From the listing below, extract every line in which the word "Certificates" appears.
:: Dataset records ::
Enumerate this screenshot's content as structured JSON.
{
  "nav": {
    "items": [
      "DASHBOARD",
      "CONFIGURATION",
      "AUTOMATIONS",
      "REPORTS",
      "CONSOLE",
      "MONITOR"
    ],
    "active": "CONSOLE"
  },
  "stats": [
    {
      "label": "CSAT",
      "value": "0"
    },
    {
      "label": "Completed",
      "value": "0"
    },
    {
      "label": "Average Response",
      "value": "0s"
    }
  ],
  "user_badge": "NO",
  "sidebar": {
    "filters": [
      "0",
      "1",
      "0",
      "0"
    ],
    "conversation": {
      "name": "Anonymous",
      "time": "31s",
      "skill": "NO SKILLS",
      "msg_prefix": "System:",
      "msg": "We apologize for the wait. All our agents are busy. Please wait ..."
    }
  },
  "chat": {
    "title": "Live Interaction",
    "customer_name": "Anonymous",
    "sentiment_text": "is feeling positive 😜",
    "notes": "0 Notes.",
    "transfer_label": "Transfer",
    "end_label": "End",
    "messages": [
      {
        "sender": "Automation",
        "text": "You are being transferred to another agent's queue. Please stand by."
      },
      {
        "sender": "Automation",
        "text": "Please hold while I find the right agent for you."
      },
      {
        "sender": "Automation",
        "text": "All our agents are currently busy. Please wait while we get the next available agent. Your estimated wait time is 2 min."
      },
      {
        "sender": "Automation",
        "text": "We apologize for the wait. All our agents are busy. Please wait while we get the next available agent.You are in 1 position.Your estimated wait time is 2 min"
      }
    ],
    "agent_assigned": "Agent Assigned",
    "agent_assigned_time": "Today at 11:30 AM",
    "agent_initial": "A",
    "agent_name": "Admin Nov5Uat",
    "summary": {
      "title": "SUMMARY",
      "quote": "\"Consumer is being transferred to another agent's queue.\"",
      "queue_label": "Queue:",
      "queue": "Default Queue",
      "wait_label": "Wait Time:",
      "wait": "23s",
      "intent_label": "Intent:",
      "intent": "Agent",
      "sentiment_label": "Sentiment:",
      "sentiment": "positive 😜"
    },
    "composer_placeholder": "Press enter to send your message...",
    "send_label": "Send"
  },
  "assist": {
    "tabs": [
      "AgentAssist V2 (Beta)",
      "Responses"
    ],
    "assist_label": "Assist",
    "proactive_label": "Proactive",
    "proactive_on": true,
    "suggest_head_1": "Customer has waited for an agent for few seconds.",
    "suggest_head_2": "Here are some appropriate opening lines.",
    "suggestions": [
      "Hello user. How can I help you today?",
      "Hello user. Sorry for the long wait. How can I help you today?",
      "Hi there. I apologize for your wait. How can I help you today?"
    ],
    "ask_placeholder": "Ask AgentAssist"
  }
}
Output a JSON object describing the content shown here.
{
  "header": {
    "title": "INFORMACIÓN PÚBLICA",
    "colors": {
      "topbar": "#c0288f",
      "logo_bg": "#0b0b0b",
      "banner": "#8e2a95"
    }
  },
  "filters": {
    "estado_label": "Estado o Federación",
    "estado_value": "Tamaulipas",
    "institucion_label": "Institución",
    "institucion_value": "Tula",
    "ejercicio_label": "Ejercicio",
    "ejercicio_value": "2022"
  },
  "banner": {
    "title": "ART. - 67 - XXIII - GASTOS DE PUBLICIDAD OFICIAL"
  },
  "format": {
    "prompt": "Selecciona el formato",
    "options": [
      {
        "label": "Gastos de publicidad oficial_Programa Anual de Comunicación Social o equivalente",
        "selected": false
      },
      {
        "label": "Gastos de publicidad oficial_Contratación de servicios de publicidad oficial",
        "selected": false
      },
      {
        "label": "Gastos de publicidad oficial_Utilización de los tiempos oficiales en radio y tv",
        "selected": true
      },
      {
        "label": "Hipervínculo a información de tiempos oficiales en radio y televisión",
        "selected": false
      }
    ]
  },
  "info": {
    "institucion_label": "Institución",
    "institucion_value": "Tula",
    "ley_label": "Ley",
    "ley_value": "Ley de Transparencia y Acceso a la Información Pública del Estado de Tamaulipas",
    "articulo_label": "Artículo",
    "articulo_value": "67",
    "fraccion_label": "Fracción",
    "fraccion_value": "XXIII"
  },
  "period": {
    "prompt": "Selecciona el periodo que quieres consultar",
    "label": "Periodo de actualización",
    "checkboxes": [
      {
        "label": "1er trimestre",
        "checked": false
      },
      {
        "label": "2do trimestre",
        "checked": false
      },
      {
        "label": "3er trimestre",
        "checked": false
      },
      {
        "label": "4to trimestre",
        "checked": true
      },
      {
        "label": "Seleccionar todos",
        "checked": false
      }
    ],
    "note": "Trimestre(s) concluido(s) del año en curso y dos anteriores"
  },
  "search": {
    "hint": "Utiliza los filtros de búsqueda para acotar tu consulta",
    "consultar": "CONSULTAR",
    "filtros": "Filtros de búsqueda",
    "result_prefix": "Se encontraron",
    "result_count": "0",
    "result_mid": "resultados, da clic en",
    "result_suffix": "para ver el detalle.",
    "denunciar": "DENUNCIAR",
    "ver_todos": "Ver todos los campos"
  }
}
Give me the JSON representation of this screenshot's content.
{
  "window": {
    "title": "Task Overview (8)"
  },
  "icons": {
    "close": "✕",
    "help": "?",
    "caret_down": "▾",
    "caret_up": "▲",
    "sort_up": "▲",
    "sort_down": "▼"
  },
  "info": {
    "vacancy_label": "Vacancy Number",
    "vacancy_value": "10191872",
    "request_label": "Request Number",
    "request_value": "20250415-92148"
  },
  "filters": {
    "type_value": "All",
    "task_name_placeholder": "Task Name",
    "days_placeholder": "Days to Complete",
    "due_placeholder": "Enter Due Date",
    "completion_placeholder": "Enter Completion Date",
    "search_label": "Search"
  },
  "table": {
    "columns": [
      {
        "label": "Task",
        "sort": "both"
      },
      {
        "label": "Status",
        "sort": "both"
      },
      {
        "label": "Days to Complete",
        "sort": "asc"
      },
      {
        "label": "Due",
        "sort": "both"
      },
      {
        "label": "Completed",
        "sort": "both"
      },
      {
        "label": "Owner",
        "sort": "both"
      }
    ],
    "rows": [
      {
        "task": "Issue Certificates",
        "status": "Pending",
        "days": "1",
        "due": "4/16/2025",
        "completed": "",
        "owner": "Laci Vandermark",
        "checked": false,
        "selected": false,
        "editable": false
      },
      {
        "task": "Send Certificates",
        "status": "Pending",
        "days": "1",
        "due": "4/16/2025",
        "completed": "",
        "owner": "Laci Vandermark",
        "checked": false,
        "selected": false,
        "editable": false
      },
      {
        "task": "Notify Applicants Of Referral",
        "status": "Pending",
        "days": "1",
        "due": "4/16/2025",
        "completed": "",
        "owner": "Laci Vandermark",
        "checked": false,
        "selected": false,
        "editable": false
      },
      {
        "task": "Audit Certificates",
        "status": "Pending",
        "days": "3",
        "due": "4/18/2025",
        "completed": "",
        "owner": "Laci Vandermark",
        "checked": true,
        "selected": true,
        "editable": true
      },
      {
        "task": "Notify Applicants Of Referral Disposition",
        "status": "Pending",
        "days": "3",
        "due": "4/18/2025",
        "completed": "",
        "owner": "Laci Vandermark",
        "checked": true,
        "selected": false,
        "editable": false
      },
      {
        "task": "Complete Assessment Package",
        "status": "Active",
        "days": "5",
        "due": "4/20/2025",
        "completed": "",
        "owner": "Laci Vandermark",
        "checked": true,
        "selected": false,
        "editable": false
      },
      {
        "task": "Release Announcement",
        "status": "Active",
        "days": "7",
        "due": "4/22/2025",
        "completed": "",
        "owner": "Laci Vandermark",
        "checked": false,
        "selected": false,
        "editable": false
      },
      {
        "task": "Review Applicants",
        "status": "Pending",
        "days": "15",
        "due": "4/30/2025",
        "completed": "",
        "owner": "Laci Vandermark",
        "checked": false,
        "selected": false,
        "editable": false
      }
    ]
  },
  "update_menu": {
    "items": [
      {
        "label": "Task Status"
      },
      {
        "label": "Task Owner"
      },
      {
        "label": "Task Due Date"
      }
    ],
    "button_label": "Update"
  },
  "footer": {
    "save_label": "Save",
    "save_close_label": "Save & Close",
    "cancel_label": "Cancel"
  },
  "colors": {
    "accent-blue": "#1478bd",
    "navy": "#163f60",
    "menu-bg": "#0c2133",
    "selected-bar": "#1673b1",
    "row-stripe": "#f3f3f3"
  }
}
:::
Written answer —
        "task": "Issue Certificates",
        "task": "Send Certificates",
        "task": "Audit Certificates",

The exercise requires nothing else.